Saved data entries
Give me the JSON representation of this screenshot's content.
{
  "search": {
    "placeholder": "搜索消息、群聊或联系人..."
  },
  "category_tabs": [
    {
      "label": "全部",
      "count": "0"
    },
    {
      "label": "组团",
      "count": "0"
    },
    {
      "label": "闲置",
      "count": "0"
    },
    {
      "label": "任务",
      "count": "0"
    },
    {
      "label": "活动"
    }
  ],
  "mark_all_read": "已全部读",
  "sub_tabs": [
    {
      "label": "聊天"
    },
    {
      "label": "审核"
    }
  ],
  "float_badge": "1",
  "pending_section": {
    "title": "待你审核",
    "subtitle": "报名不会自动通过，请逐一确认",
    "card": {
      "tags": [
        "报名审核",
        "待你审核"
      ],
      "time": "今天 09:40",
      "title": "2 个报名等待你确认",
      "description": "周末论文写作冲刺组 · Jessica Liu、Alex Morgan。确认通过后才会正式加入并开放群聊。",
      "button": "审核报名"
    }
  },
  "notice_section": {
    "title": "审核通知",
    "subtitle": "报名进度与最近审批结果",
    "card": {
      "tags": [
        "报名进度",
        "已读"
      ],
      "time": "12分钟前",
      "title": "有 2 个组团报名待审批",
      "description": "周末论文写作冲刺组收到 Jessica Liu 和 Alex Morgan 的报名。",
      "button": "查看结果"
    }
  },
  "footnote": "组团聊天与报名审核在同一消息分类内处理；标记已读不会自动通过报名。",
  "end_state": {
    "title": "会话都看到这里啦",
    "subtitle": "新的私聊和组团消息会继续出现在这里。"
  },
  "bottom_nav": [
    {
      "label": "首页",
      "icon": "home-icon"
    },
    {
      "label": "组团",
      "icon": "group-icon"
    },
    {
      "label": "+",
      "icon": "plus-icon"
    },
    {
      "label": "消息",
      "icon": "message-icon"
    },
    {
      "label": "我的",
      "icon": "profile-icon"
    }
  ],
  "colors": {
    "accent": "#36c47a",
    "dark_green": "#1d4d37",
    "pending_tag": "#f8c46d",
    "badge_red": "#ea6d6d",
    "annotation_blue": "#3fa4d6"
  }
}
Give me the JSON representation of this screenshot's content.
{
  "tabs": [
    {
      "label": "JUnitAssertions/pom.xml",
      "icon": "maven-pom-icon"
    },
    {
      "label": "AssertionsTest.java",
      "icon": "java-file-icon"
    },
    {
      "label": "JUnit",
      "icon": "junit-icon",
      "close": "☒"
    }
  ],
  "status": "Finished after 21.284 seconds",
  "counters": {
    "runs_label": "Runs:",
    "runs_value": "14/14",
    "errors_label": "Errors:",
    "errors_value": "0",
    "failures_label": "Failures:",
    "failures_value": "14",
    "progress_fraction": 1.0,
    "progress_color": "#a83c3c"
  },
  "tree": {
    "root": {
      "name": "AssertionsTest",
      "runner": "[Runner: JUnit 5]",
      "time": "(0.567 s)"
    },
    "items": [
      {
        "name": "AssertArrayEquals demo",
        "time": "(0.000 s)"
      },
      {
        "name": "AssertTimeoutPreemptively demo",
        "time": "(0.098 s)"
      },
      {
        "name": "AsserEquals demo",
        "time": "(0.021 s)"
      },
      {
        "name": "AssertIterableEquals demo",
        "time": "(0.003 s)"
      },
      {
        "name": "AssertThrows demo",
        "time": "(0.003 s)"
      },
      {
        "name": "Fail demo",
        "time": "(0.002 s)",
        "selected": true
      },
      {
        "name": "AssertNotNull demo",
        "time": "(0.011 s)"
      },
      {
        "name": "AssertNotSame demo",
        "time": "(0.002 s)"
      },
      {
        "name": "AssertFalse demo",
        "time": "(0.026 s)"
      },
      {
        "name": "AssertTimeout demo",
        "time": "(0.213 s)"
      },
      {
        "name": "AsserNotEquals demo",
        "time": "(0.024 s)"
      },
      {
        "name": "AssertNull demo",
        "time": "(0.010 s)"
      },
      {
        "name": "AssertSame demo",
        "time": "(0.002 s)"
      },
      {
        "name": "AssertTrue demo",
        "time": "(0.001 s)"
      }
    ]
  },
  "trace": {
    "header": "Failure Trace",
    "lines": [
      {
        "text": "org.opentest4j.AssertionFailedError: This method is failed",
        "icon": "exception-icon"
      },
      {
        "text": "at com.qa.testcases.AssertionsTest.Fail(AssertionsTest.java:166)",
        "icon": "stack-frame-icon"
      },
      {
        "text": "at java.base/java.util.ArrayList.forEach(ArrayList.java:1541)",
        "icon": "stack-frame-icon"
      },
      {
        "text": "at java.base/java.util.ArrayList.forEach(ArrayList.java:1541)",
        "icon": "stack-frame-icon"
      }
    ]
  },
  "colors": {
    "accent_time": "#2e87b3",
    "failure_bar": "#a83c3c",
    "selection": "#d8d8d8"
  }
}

▸ THE EXERCISE: Identify each line in the entries with the word "description" and copy it.

▸ RESULT OF THIS TASK:
      "description": "周末论文写作冲刺组 · Jessica Liu、Alex Morgan。确认通过后才会正式加入并开放群聊。",
      "description": "周末论文写作冲刺组收到 Jessica Liu 和 Alex Morgan 的报名。",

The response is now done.